### PROBLEM:
Report each line of the data that has "buttons" somewhere in it.

### SOURCE DATA:
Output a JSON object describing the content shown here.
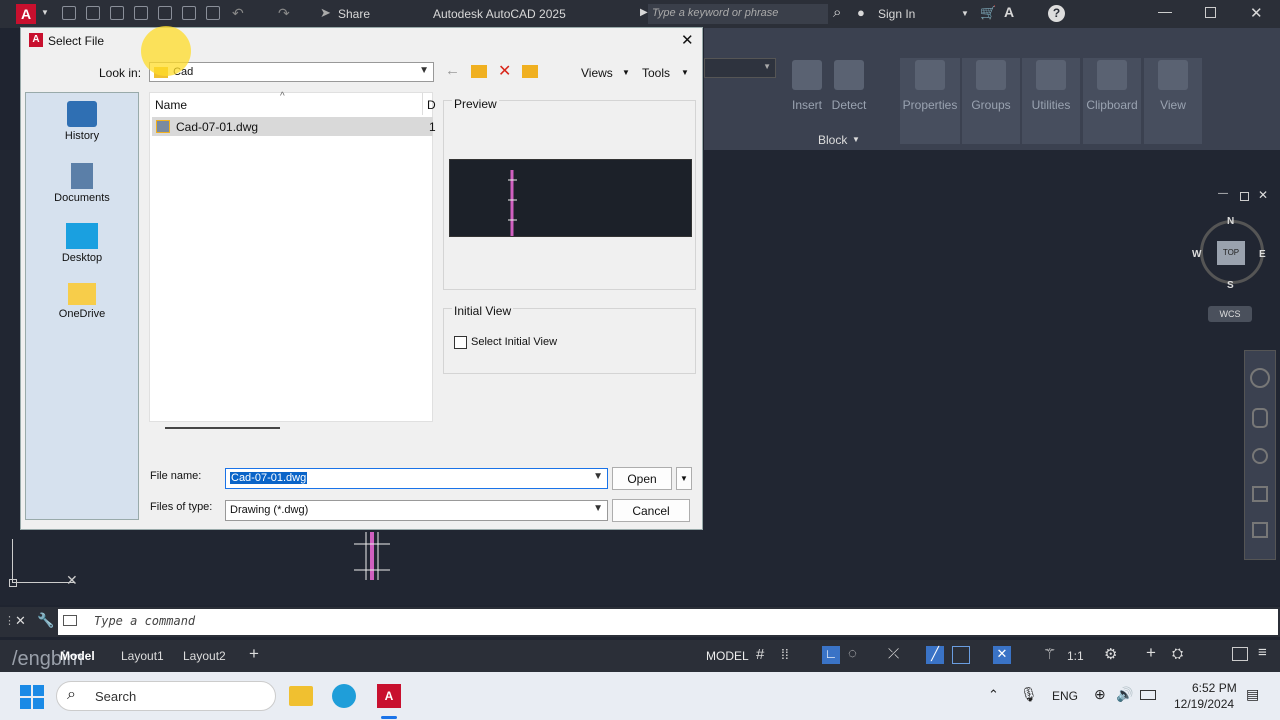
{
  "app": {
    "title": "Autodesk AutoCAD 2025",
    "share_label": "Share",
    "search_placeholder": "Type a keyword or phrase",
    "sign_in": "Sign In",
    "accent": "#c8102e"
  },
  "ribbon": {
    "buttons": [
      "Insert",
      "Detect",
      "Properties",
      "Groups",
      "Utilities",
      "Clipboard",
      "View"
    ],
    "panel_label": "Block"
  },
  "viewcube": {
    "n": "N",
    "s": "S",
    "e": "E",
    "w": "W",
    "top": "TOP",
    "wcs": "WCS"
  },
  "dialog": {
    "title": "Select File",
    "look_in_label": "Look in:",
    "look_in_value": "Cad",
    "views_label": "Views",
    "tools_label": "Tools",
    "places": [
      "History",
      "Documents",
      "Desktop",
      "OneDrive"
    ],
    "columns": [
      "Name",
      "D"
    ],
    "files": [
      {
        "name": "Cad-07-01.dwg",
        "extra": "1"
      }
    ],
    "preview_label": "Preview",
    "initial_view_label": "Initial View",
    "select_initial_view": "Select Initial View",
    "file_name_label": "File name:",
    "file_name_value": "Cad-07-01.dwg",
    "files_of_type_label": "Files of type:",
    "files_of_type_value": "Drawing (*.dwg)",
    "open_label": "Open",
    "cancel_label": "Cancel"
  },
  "command": {
    "placeholder": "Type a command"
  },
  "status": {
    "tabs": [
      "Model",
      "Layout1",
      "Layout2"
    ],
    "model_label": "MODEL",
    "scale": "1:1",
    "watermark": "/engbim"
  },
  "taskbar": {
    "search_label": "Search",
    "language": "ENG",
    "time": "6:52 PM",
    "date": "12/19/2024"
  }
}
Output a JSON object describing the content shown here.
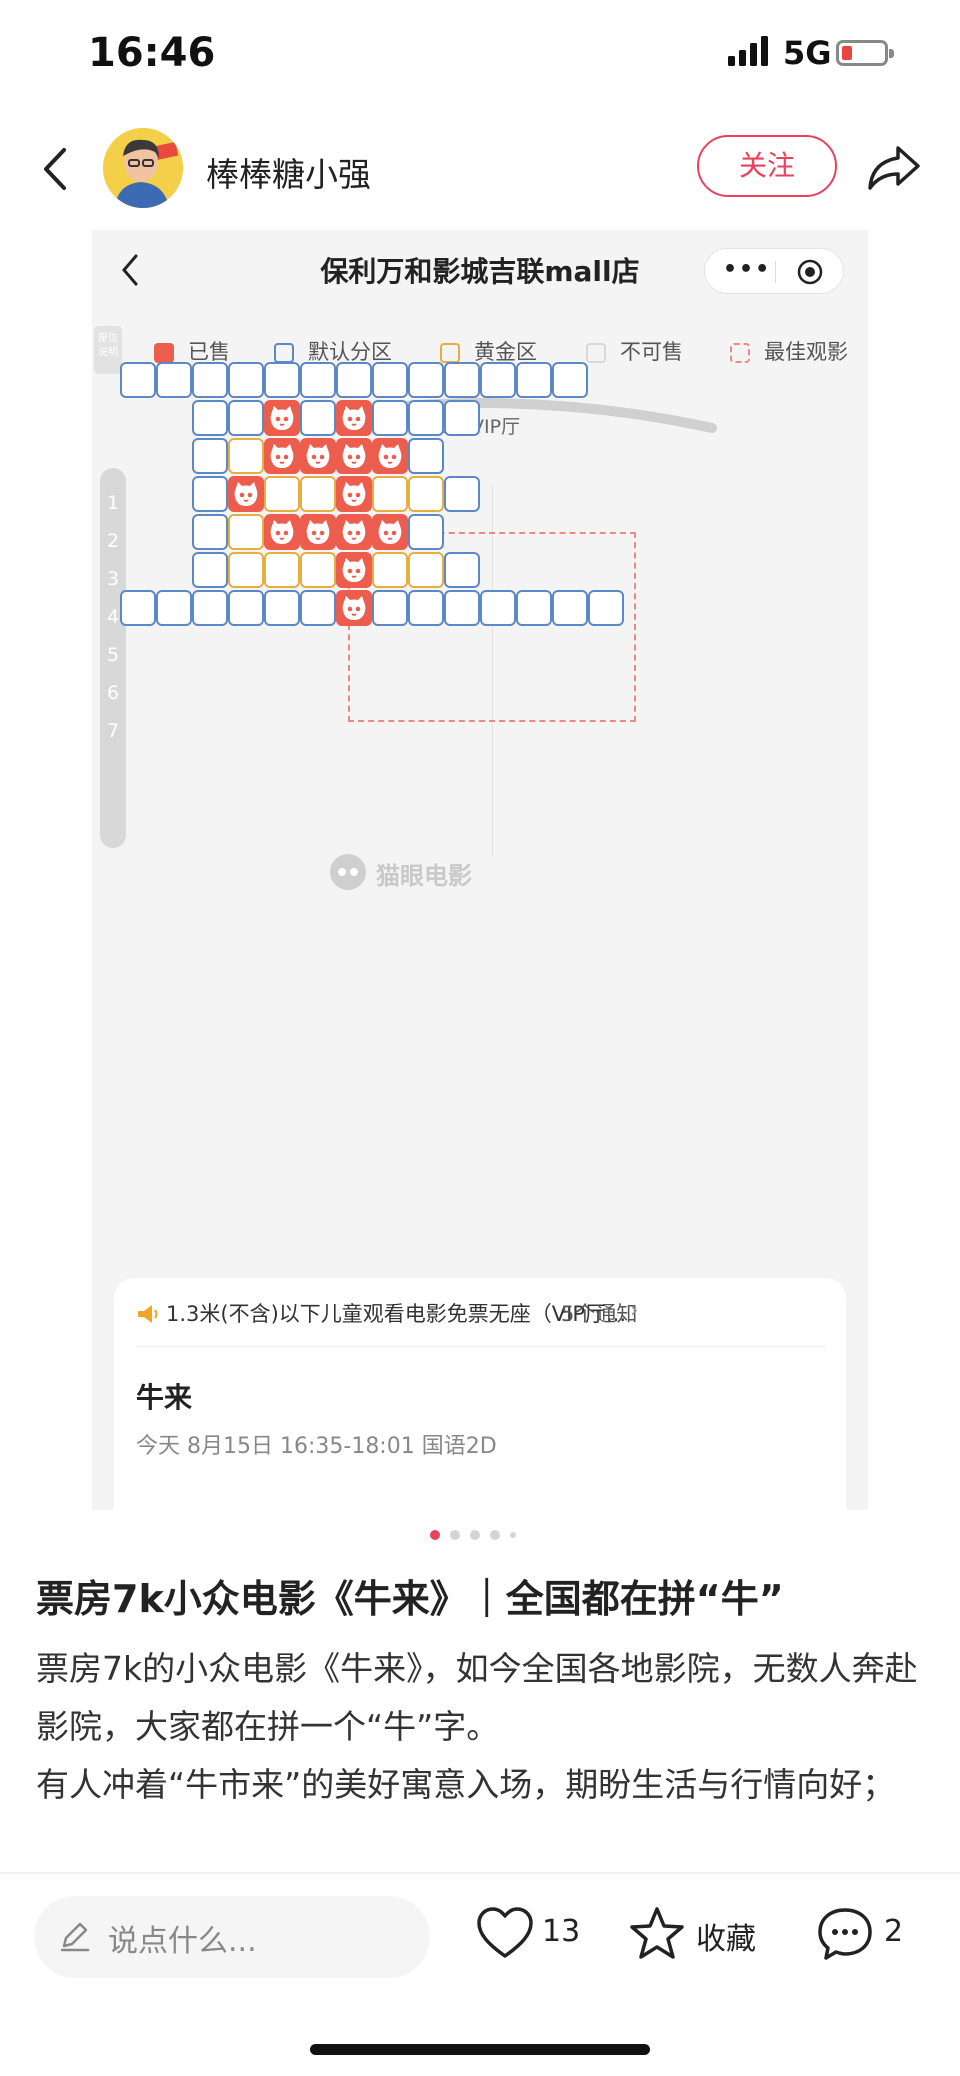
{
  "status_bar": {
    "time": "16:46",
    "network": "5G"
  },
  "header": {
    "author_name": "棒棒糖小强",
    "follow_label": "关注"
  },
  "embedded_screenshot": {
    "cinema_name": "保利万和影城吉联mall店",
    "legend": {
      "help_label": "座位说明",
      "items": [
        {
          "label": "已售"
        },
        {
          "label": "默认分区"
        },
        {
          "label": "黄金区"
        },
        {
          "label": "不可售"
        },
        {
          "label": "最佳观影"
        }
      ]
    },
    "hall_name": "7号VIP厅",
    "row_labels": [
      "1",
      "2",
      "3",
      "4",
      "5",
      "6",
      "7"
    ],
    "seat_map": [
      "aaaaaaaaaaaaa",
      "..aasasaaa...",
      "..agssssa....",
      "..asggsgga...",
      "..agssssa....",
      "..agggsgga...",
      "aaaaaasaaaaaaa"
    ],
    "watermark": "猫眼电影",
    "notice_text": "1.3米(不含)以下儿童观看电影免票无座（VIP厅...",
    "notice_count": "5个通知",
    "movie_title": "牛来",
    "showtime": "今天 8月15日 16:35-18:01 国语2D"
  },
  "image_pager": {
    "total": 5,
    "active_index": 0
  },
  "post": {
    "title": "票房7k小众电影《牛来》｜全国都在拼“牛”",
    "paragraph_1": "票房7k的小众电影《牛来》，如今全国各地影院，无数人奔赴影院，大家都在拼一个“牛”字。",
    "paragraph_2": "有人冲着“牛市来”的美好寓意入场，期盼生活与行情向好；"
  },
  "bottom_bar": {
    "comment_placeholder": "说点什么...",
    "like_count": "13",
    "collect_label": "收藏",
    "comment_count": "2"
  },
  "colors": {
    "accent": "#e9425a",
    "sold": "#ec5d4e",
    "default_zone": "#5c88c6",
    "gold_zone": "#e6ae3e"
  }
}
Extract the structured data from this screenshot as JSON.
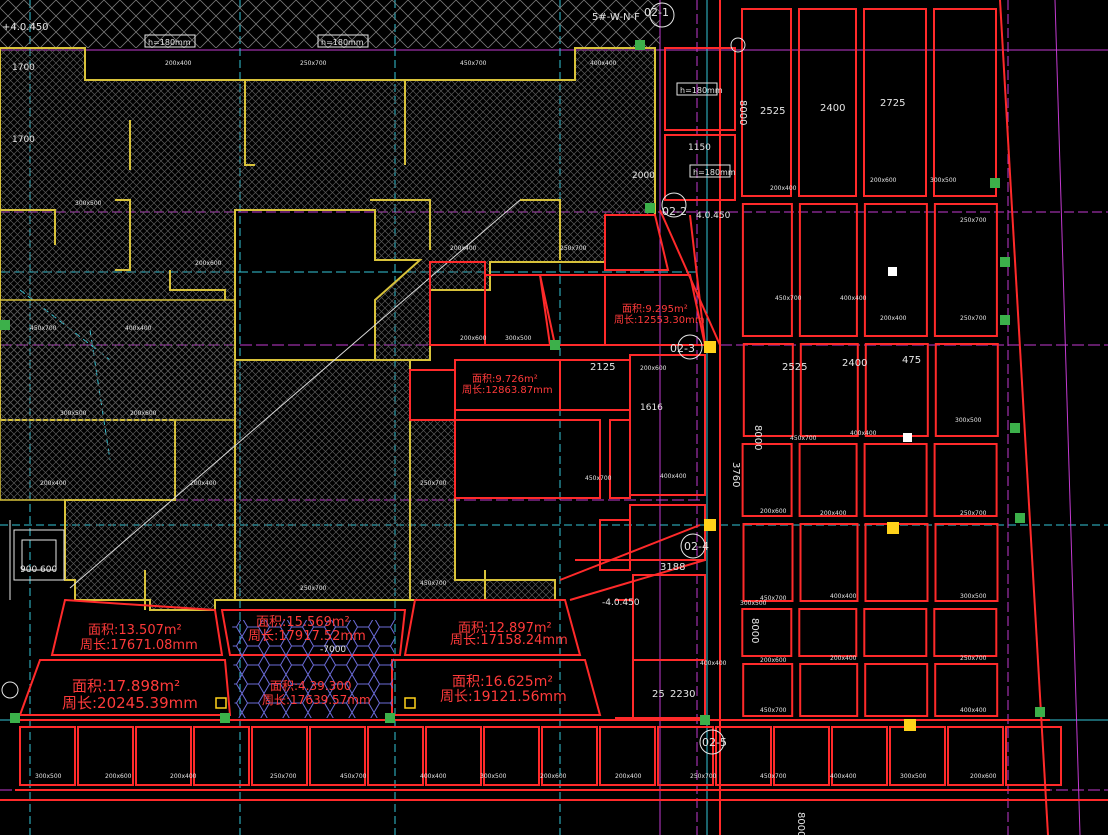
{
  "drawing": {
    "top_level": "+4.0.450",
    "mid_level": "4.0.450",
    "right_level": "-4.0.450",
    "thickness_labels": [
      "h=180mm",
      "h=180mm",
      "h=180mm",
      "h=180mm"
    ],
    "sheet_mark": "5#-W-N-F",
    "axes": {
      "a1": "02-1",
      "a2": "02-2",
      "a3": "02-3",
      "a4": "02-4",
      "a5": "02-5"
    },
    "dims": {
      "d2525a": "2525",
      "d2400a": "2400",
      "d2725": "2725",
      "d2525b": "2525",
      "d2400b": "2400",
      "d475": "475",
      "d2125": "2125",
      "d3188": "3188",
      "d2230": "2230",
      "d1616": "1616",
      "d8000a": "8000",
      "d8000b": "8000",
      "d8000c": "8000",
      "d8000d": "8000",
      "d3760": "3760",
      "d900": "900",
      "d600": "600",
      "d1700a": "1700",
      "d1700b": "1700",
      "d1150": "1150",
      "d2000": "2000",
      "d25": "25",
      "d7000": "-7000"
    },
    "small_area_a": "面积:9.295m²",
    "small_perim_a": "周长:12553.30mm",
    "small_area_b": "面积:9.726m²",
    "small_perim_b": "周长:12863.87mm",
    "areas": [
      {
        "area": "面积:13.507m²",
        "perimeter": "周长:17671.08mm"
      },
      {
        "area": "面积:15.569m²",
        "perimeter": "周长:17917.52mm"
      },
      {
        "area": "面积:12.897m²",
        "perimeter": "周长:17158.24mm"
      },
      {
        "area": "面积:17.898m²",
        "perimeter": "周长:20245.39mm"
      },
      {
        "area": "面积:4.39.300",
        "perimeter": "周长:17639.57mm"
      },
      {
        "area": "面积:16.625m²",
        "perimeter": "周长:19121.56mm"
      }
    ],
    "beam_tags": {
      "b1": "200x400",
      "b2": "250x700",
      "b3": "450x700",
      "b4": "400x400",
      "b5": "300x500",
      "b6": "200x600"
    },
    "colors": {
      "background": "#000000",
      "slab_line": "#ff2a2a",
      "wall_outline": "#d8c23a",
      "grid_cyan": "#35c6d8",
      "grid_magenta": "#c23ad0",
      "hatch": "#5a5a5a",
      "column_green": "#3cb04a",
      "column_yellow": "#ffd21a",
      "text_white": "#e6e6e6",
      "hex_blue": "#6b6bd8"
    }
  }
}
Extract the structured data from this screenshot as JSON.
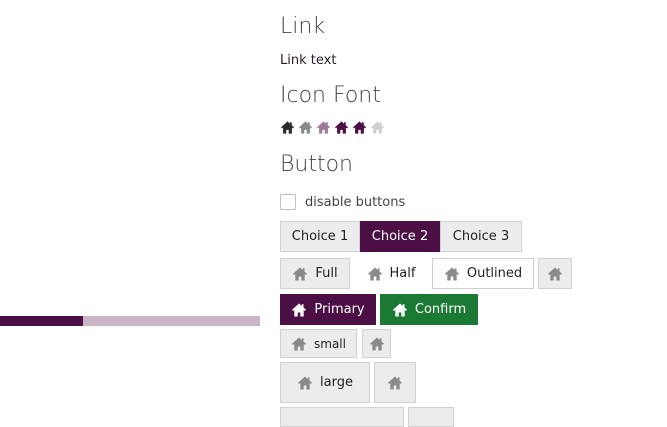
{
  "progress": {
    "fraction": 0.32,
    "fill_color": "#4b0f45",
    "track_color": "#c9b6c6"
  },
  "sections": {
    "link": {
      "title": "Link",
      "link_text": "Link text"
    },
    "icon_font": {
      "title": "Icon Font",
      "icons": [
        {
          "name": "home-icon",
          "color": "#2b2b2b"
        },
        {
          "name": "home-icon",
          "color": "#8a8a8a"
        },
        {
          "name": "home-icon",
          "color": "#9b7b97"
        },
        {
          "name": "home-icon",
          "color": "#4b0f45"
        },
        {
          "name": "home-icon",
          "color": "#4b0f45"
        },
        {
          "name": "home-icon",
          "color": "#d0d0d0"
        }
      ]
    },
    "button": {
      "title": "Button",
      "disable_label": "disable buttons",
      "choices": [
        "Choice 1",
        "Choice 2",
        "Choice 3"
      ],
      "selected_choice": "Choice 2",
      "variants": {
        "full": "Full",
        "half": "Half",
        "outlined": "Outlined"
      },
      "primary": "Primary",
      "confirm": "Confirm",
      "small": "small",
      "large": "large"
    }
  },
  "colors": {
    "accent": "#4b0f45",
    "confirm": "#1a7a33",
    "icon_grey": "#8a8a8a"
  }
}
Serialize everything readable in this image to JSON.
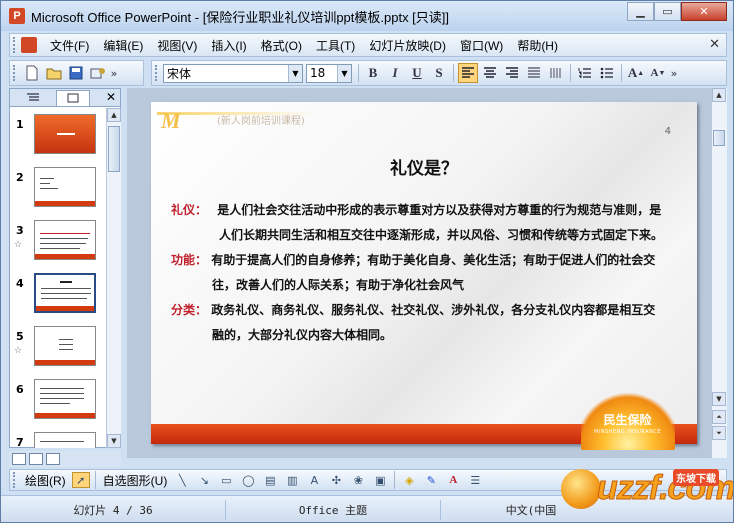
{
  "window": {
    "title": "Microsoft Office PowerPoint - [保险行业职业礼仪培训ppt模板.pptx [只读]]"
  },
  "menubar": {
    "items": [
      "文件(F)",
      "编辑(E)",
      "视图(V)",
      "插入(I)",
      "格式(O)",
      "工具(T)",
      "幻灯片放映(D)",
      "窗口(W)",
      "帮助(H)"
    ]
  },
  "toolbar": {
    "font_name": "宋体",
    "font_size": "18",
    "bold": "B",
    "italic": "I",
    "underline": "U",
    "shadow": "S"
  },
  "panel": {
    "slides": [
      "1",
      "2",
      "3",
      "4",
      "5",
      "6",
      "7"
    ],
    "selected": "4"
  },
  "slide": {
    "header": "(新人岗前培训课程)",
    "page_number": "4",
    "title": "礼仪是？",
    "p1_label": "礼仪：",
    "p1_line1": "是人们社会交往活动中形成的表示尊重对方以及获得对方尊重的行为规范与准则，是",
    "p1_line2": "人们长期共同生活和相互交往中逐渐形成，并以风俗、习惯和传统等方式固定下来。",
    "p2_label": "功能：",
    "p2_line1": "有助于提高人们的自身修养；有助于美化自身、美化生活；有助于促进人们的社会交",
    "p2_line2": "往，改善人们的人际关系；有助于净化社会风气",
    "p3_label": "分类：",
    "p3_line1": "政务礼仪、商务礼仪、服务礼仪、社交礼仪、涉外礼仪，各分支礼仪内容都是相互交",
    "p3_line2": "融的，大部分礼仪内容大体相同。",
    "brand": "民生保险",
    "brand_sub": "MINSHENG INSURANCE"
  },
  "drawbar": {
    "draw": "绘图(R)",
    "autoshapes": "自选图形(U)"
  },
  "status": {
    "slide": "幻灯片 4 / 36",
    "theme": "Office 主题",
    "lang": "中文(中国"
  },
  "watermark": {
    "text": "uzzf.com",
    "badge": "东坡下载"
  },
  "colors": {
    "accent_red": "#c0202b",
    "band": "#d33b0f",
    "chrome": "#cfe0f3"
  }
}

### EXERCISE SOLUTION:
    "buttons": [
      "disable_label": "disable buttons",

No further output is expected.